--- WORK TO DO ---
Reproduce all of the data below without alteration; exclude every picture.

-- START OF MATERIAL PROVIDED --

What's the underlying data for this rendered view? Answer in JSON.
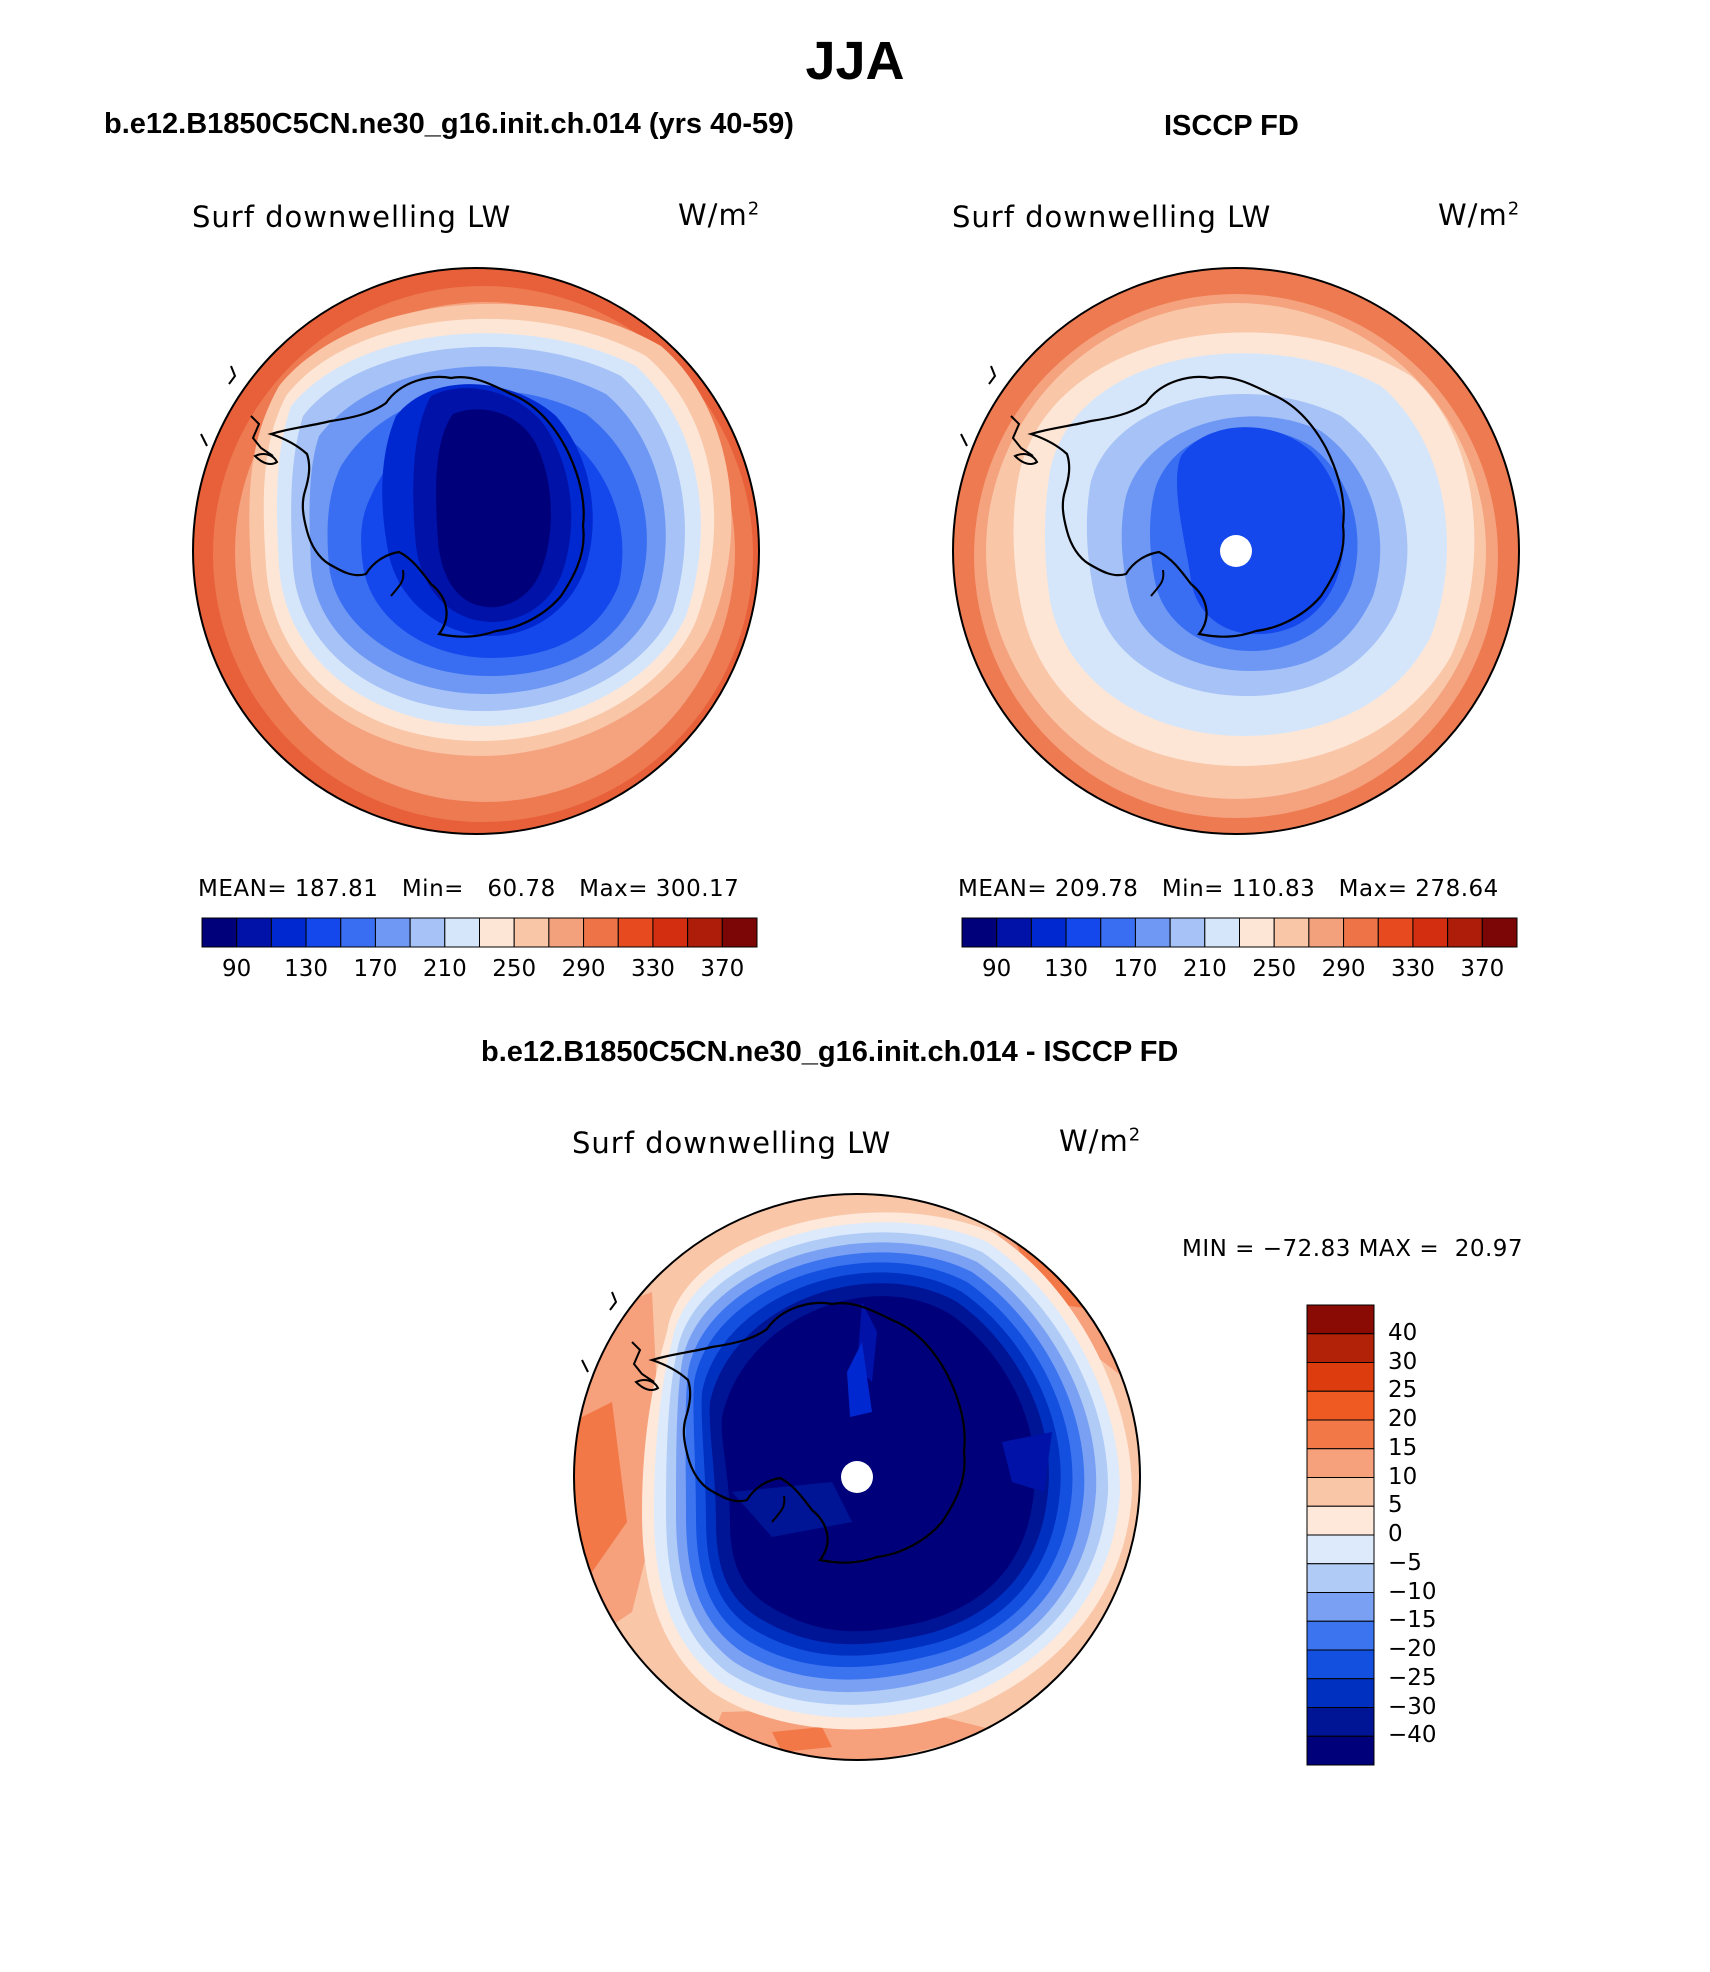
{
  "figure_title": "JJA",
  "panels": [
    {
      "title": "b.e12.B1850C5CN.ne30_g16.init.ch.014 (yrs 40-59)",
      "variable": "Surf downwelling LW",
      "units_base": "W/m",
      "units_exp": "2",
      "mean_label": "MEAN=",
      "mean": "187.81",
      "min_label": "Min=",
      "min": "60.78",
      "max_label": "Max=",
      "max": "300.17"
    },
    {
      "title": "ISCCP FD",
      "variable": "Surf downwelling LW",
      "units_base": "W/m",
      "units_exp": "2",
      "mean_label": "MEAN=",
      "mean": "209.78",
      "min_label": "Min=",
      "min": "110.83",
      "max_label": "Max=",
      "max": "278.64"
    },
    {
      "title": "b.e12.B1850C5CN.ne30_g16.init.ch.014 - ISCCP FD",
      "variable": "Surf downwelling LW",
      "units_base": "W/m",
      "units_exp": "2",
      "min_label": "MIN =",
      "min": "−72.83",
      "max_label": "MAX =",
      "max": "20.97"
    }
  ],
  "abs_colorbar": {
    "colors": [
      "#00007a",
      "#0012a8",
      "#0028d0",
      "#1448ec",
      "#3a6ef2",
      "#6e98f4",
      "#a6c2f6",
      "#d6e6fa",
      "#fde6d6",
      "#f9c6a8",
      "#f3a07c",
      "#ee7448",
      "#e84a20",
      "#d42e10",
      "#ad1d0a",
      "#7c0606"
    ],
    "labels": [
      "90",
      "130",
      "170",
      "210",
      "250",
      "290",
      "330",
      "370"
    ]
  },
  "diff_colorbar": {
    "colors": [
      "#00007a",
      "#001496",
      "#0030c0",
      "#1450e0",
      "#3c74f0",
      "#7aa0f4",
      "#b0cbf6",
      "#dceafc",
      "#fde8da",
      "#f9c6a8",
      "#f6a07c",
      "#f27848",
      "#ee5a22",
      "#dc3c0e",
      "#b22208",
      "#8a0a04"
    ],
    "labels": [
      "40",
      "30",
      "25",
      "20",
      "15",
      "10",
      "5",
      "0",
      "−5",
      "−10",
      "−15",
      "−20",
      "−25",
      "−30",
      "−40"
    ]
  },
  "pole_marker_color": "#ffffff",
  "coastline_color": "#000000"
}
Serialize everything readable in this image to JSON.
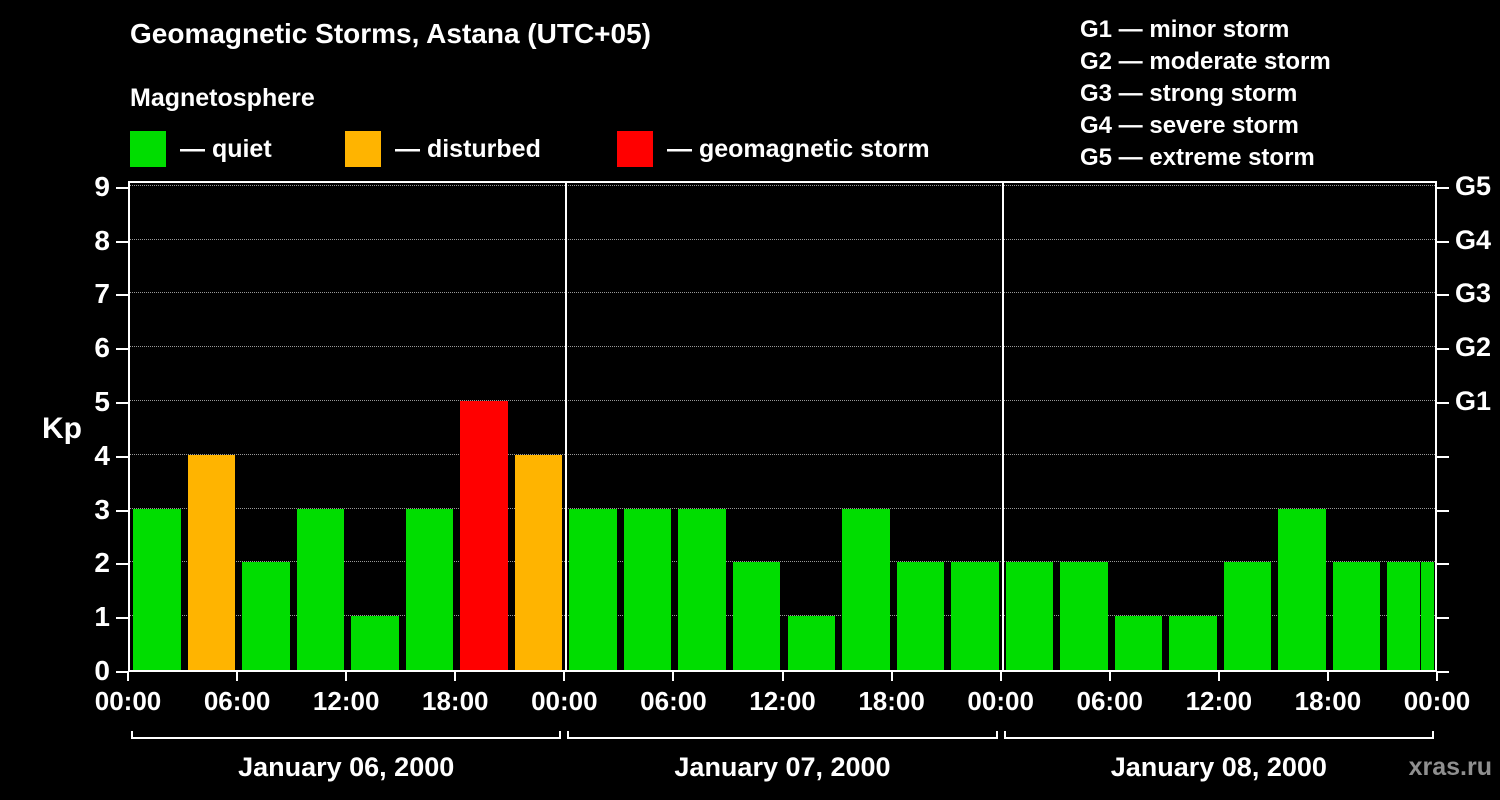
{
  "title": "Geomagnetic Storms, Astana (UTC+05)",
  "subtitle": "Magnetosphere",
  "legend": {
    "quiet": "— quiet",
    "disturbed": "— disturbed",
    "storm": "— geomagnetic storm"
  },
  "g_legend": [
    "G1 — minor storm",
    "G2 — moderate storm",
    "G3 — strong storm",
    "G4 — severe storm",
    "G5 — extreme storm"
  ],
  "watermark": "xras.ru",
  "axis": {
    "kp_label": "Kp",
    "y_ticks": [
      0,
      1,
      2,
      3,
      4,
      5,
      6,
      7,
      8,
      9
    ],
    "right_ticks": [
      {
        "value": 5,
        "label": "G1"
      },
      {
        "value": 6,
        "label": "G2"
      },
      {
        "value": 7,
        "label": "G3"
      },
      {
        "value": 8,
        "label": "G4"
      },
      {
        "value": 9,
        "label": "G5"
      }
    ],
    "x_labels": [
      "00:00",
      "06:00",
      "12:00",
      "18:00",
      "00:00",
      "06:00",
      "12:00",
      "18:00",
      "00:00",
      "06:00",
      "12:00",
      "18:00",
      "00:00"
    ]
  },
  "days": [
    {
      "label": "January 06, 2000"
    },
    {
      "label": "January 07, 2000"
    },
    {
      "label": "January 08, 2000"
    }
  ],
  "chart_data": {
    "type": "bar",
    "title": "Geomagnetic Storms, Astana (UTC+05)",
    "ylabel": "Kp",
    "ylim": [
      0,
      9
    ],
    "interval_hours": 3,
    "timezone": "UTC+05",
    "days": [
      {
        "date": "January 06, 2000",
        "kp": [
          3,
          4,
          2,
          3,
          1,
          3,
          5,
          4
        ]
      },
      {
        "date": "January 07, 2000",
        "kp": [
          3,
          3,
          3,
          2,
          1,
          3,
          2,
          2
        ]
      },
      {
        "date": "January 08, 2000",
        "kp": [
          2,
          2,
          1,
          1,
          2,
          3,
          2,
          2
        ]
      }
    ],
    "partial_next": {
      "kp": 2
    },
    "color_rules": {
      "storm_min": 5,
      "disturbed": 4
    },
    "colors": {
      "quiet": "#00dd00",
      "disturbed": "#ffb400",
      "storm": "#ff0000"
    }
  }
}
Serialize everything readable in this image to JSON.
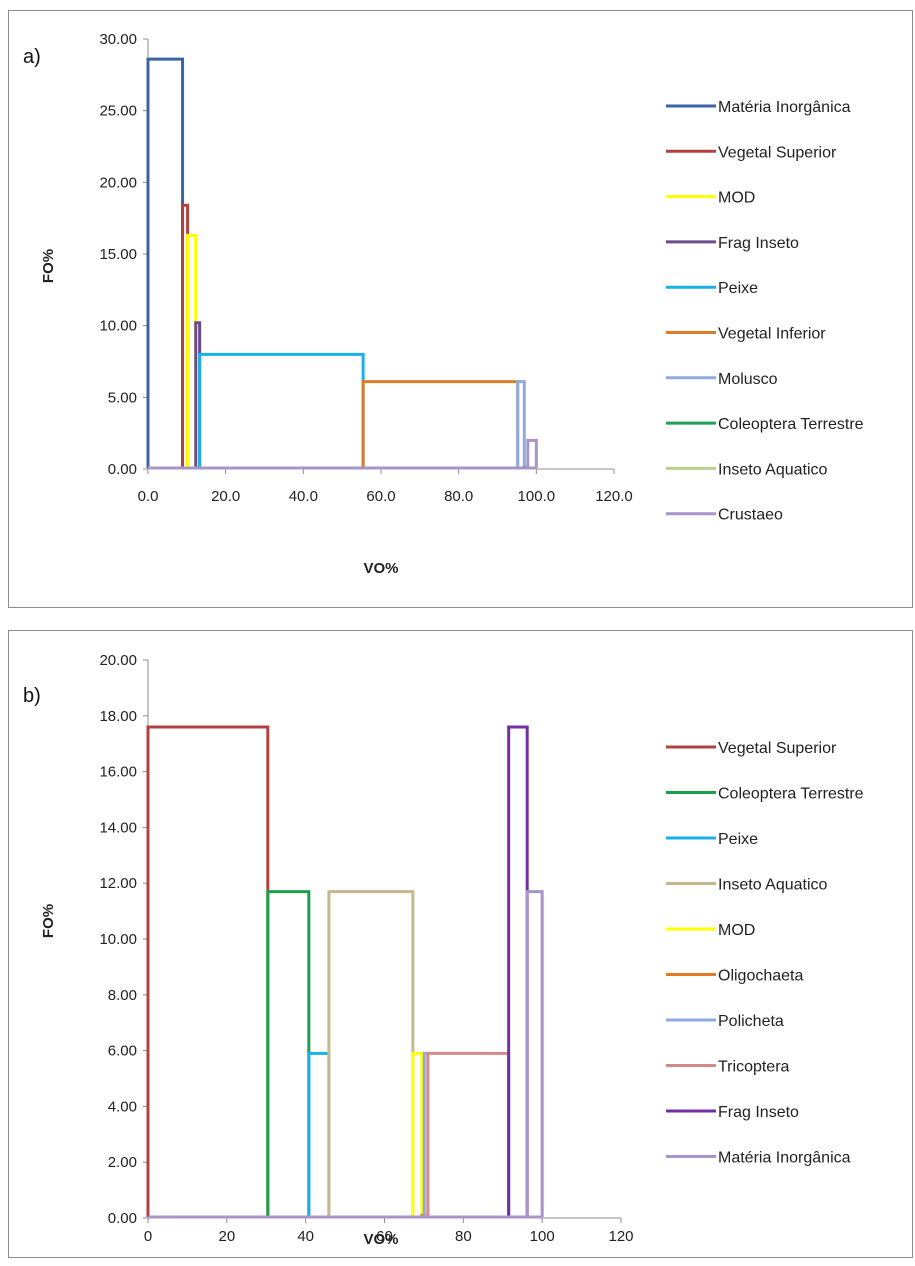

-- END OF MATERIAL PROVIDED --

--- PROBLEM SOLUTION ---
What's the underlying data for this rendered view? Answer in JSON.
{
  "figure_title": "JJA",
  "panels": [
    {
      "title": "b.e12.B1850C5CN.ne30_g16.init.ch.014 (yrs 40-59)",
      "variable": "Surf downwelling LW",
      "units_base": "W/m",
      "units_exp": "2",
      "mean_label": "MEAN=",
      "mean": "187.81",
      "min_label": "Min=",
      "min": "60.78",
      "max_label": "Max=",
      "max": "300.17"
    },
    {
      "title": "ISCCP FD",
      "variable": "Surf downwelling LW",
      "units_base": "W/m",
      "units_exp": "2",
      "mean_label": "MEAN=",
      "mean": "209.78",
      "min_label": "Min=",
      "min": "110.83",
      "max_label": "Max=",
      "max": "278.64"
    },
    {
      "title": "b.e12.B1850C5CN.ne30_g16.init.ch.014 - ISCCP FD",
      "variable": "Surf downwelling LW",
      "units_base": "W/m",
      "units_exp": "2",
      "min_label": "MIN =",
      "min": "−72.83",
      "max_label": "MAX =",
      "max": "20.97"
    }
  ],
  "abs_colorbar": {
    "colors": [
      "#00007a",
      "#0012a8",
      "#0028d0",
      "#1448ec",
      "#3a6ef2",
      "#6e98f4",
      "#a6c2f6",
      "#d6e6fa",
      "#fde6d6",
      "#f9c6a8",
      "#f3a07c",
      "#ee7448",
      "#e84a20",
      "#d42e10",
      "#ad1d0a",
      "#7c0606"
    ],
    "labels": [
      "90",
      "130",
      "170",
      "210",
      "250",
      "290",
      "330",
      "370"
    ]
  },
  "diff_colorbar": {
    "colors": [
      "#00007a",
      "#001496",
      "#0030c0",
      "#1450e0",
      "#3c74f0",
      "#7aa0f4",
      "#b0cbf6",
      "#dceafc",
      "#fde8da",
      "#f9c6a8",
      "#f6a07c",
      "#f27848",
      "#ee5a22",
      "#dc3c0e",
      "#b22208",
      "#8a0a04"
    ],
    "labels": [
      "40",
      "30",
      "25",
      "20",
      "15",
      "10",
      "5",
      "0",
      "−5",
      "−10",
      "−15",
      "−20",
      "−25",
      "−30",
      "−40"
    ]
  },
  "pole_marker_color": "#ffffff",
  "coastline_color": "#000000"
}
Serialize everything readable in this image to JSON.
{
  "title": "Geomagnetic Storms, Astana (UTC+05)",
  "subtitle": "Magnetosphere",
  "legend": {
    "quiet": "— quiet",
    "disturbed": "— disturbed",
    "storm": "— geomagnetic storm"
  },
  "g_legend": [
    "G1 — minor storm",
    "G2 — moderate storm",
    "G3 — strong storm",
    "G4 — severe storm",
    "G5 — extreme storm"
  ],
  "watermark": "xras.ru",
  "axis": {
    "kp_label": "Kp",
    "y_ticks": [
      0,
      1,
      2,
      3,
      4,
      5,
      6,
      7,
      8,
      9
    ],
    "right_ticks": [
      {
        "value": 5,
        "label": "G1"
      },
      {
        "value": 6,
        "label": "G2"
      },
      {
        "value": 7,
        "label": "G3"
      },
      {
        "value": 8,
        "label": "G4"
      },
      {
        "value": 9,
        "label": "G5"
      }
    ],
    "x_labels": [
      "00:00",
      "06:00",
      "12:00",
      "18:00",
      "00:00",
      "06:00",
      "12:00",
      "18:00",
      "00:00",
      "06:00",
      "12:00",
      "18:00",
      "00:00"
    ]
  },
  "days": [
    {
      "label": "January 06, 2000"
    },
    {
      "label": "January 07, 2000"
    },
    {
      "label": "January 08, 2000"
    }
  ],
  "chart_data": {
    "type": "bar",
    "title": "Geomagnetic Storms, Astana (UTC+05)",
    "ylabel": "Kp",
    "ylim": [
      0,
      9
    ],
    "interval_hours": 3,
    "timezone": "UTC+05",
    "days": [
      {
        "date": "January 06, 2000",
        "kp": [
          3,
          4,
          2,
          3,
          1,
          3,
          5,
          4
        ]
      },
      {
        "date": "January 07, 2000",
        "kp": [
          3,
          3,
          3,
          2,
          1,
          3,
          2,
          2
        ]
      },
      {
        "date": "January 08, 2000",
        "kp": [
          2,
          2,
          1,
          1,
          2,
          3,
          2,
          2
        ]
      }
    ],
    "partial_next": {
      "kp": 2
    },
    "color_rules": {
      "storm_min": 5,
      "disturbed": 4
    },
    "colors": {
      "quiet": "#00dd00",
      "disturbed": "#ffb400",
      "storm": "#ff0000"
    }
  }
}
Serialize everything readable in this image to JSON.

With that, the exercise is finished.